** What to produce **
All of the material below is to be repeated exactly.

** Material for this exercise **

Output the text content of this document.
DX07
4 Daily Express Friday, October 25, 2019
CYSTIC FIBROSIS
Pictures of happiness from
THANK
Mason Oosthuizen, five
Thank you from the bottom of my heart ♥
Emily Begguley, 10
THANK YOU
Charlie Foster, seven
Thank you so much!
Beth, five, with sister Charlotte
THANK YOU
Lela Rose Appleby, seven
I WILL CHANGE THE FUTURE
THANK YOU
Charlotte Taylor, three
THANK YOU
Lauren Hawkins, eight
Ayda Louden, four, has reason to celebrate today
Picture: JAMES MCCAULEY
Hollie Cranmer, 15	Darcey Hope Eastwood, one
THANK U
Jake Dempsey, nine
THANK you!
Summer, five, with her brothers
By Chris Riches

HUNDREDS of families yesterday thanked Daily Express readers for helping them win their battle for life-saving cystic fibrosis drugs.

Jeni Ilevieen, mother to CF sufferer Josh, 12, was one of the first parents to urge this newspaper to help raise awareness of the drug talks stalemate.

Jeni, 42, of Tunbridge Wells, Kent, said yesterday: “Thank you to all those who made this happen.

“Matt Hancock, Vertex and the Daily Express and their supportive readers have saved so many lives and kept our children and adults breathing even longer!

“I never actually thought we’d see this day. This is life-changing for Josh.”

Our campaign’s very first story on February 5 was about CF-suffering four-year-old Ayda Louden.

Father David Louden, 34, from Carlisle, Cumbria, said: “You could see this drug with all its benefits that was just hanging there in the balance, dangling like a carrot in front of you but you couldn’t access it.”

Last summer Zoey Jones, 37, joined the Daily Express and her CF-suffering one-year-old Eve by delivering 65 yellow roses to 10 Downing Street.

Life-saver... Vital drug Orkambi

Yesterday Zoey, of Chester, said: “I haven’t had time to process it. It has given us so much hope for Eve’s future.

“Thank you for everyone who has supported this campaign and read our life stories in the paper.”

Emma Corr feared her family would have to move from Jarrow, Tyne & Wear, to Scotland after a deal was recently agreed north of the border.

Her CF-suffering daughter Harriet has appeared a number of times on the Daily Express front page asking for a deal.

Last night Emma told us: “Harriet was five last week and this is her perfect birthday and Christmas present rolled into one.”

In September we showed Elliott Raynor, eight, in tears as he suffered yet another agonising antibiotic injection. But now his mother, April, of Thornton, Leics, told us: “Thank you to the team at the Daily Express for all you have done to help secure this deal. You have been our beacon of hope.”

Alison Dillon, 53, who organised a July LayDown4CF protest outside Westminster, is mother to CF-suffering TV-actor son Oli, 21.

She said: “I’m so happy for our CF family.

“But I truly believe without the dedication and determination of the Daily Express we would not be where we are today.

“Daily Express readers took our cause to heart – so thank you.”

** Result of the exercise **
Output the text content of this document.
DX07
4 Daily Express Friday, October 25, 2019
CYSTIC FIBROSIS
Pictures of happiness from
THANK
Mason Oosthuizen, five
Thank you from the bottom of my heart ♥
Emily Begguley, 10
THANK YOU
Charlie Foster, seven
Thank you so much!
Beth, five, with sister Charlotte
THANK YOU
Lela Rose Appleby, seven
I WILL CHANGE THE FUTURE
THANK YOU
Charlotte Taylor, three
THANK YOU
Lauren Hawkins, eight
Ayda Louden, four, has reason to celebrate today
Picture: JAMES MCCAULEY
Hollie Cranmer, 15	Darcey Hope Eastwood, one
THANK U
Jake Dempsey, nine
THANK you!
Summer, five, with her brothers
By Chris Riches

HUNDREDS of families yesterday thanked Daily Express readers for helping them win their battle for life-saving cystic fibrosis drugs.

Jeni Ilevieen, mother to CF sufferer Josh, 12, was one of the first parents to urge this newspaper to help raise awareness of the drug talks stalemate.

Jeni, 42, of Tunbridge Wells, Kent, said yesterday: “Thank you to all those who made this happen.

“Matt Hancock, Vertex and the Daily Express and their supportive readers have saved so many lives and kept our children and adults breathing even longer!

“I never actually thought we’d see this day. This is life-changing for Josh.”

Our campaign’s very first story on February 5 was about CF-suffering four-year-old Ayda Louden.

Father David Louden, 34, from Carlisle, Cumbria, said: “You could see this drug with all its benefits that was just hanging there in the balance, dangling like a carrot in front of you but you couldn’t access it.”

Last summer Zoey Jones, 37, joined the Daily Express and her CF-suffering one-year-old Eve by delivering 65 yellow roses to 10 Downing Street.

Life-saver... Vital drug Orkambi

Yesterday Zoey, of Chester, said: “I haven’t had time to process it. It has given us so much hope for Eve’s future.

“Thank you for everyone who has supported this campaign and read our life stories in the paper.”

Emma Corr feared her family would have to move from Jarrow, Tyne & Wear, to Scotland after a deal was recently agreed north of the border.

Her CF-suffering daughter Harriet has appeared a number of times on the Daily Express front page asking for a deal.

Last night Emma told us: “Harriet was five last week and this is her perfect birthday and Christmas present rolled into one.”

In September we showed Elliott Raynor, eight, in tears as he suffered yet another agonising antibiotic injection. But now his mother, April, of Thornton, Leics, told us: “Thank you to the team at the Daily Express for all you have done to help secure this deal. You have been our beacon of hope.”

Alison Dillon, 53, who organised a July LayDown4CF protest outside Westminster, is mother to CF-suffering TV-actor son Oli, 21.

She said: “I’m so happy for our CF family.

“But I truly believe without the dedication and determination of the Daily Express we would not be where we are today.

“Daily Express readers took our cause to heart – so thank you.”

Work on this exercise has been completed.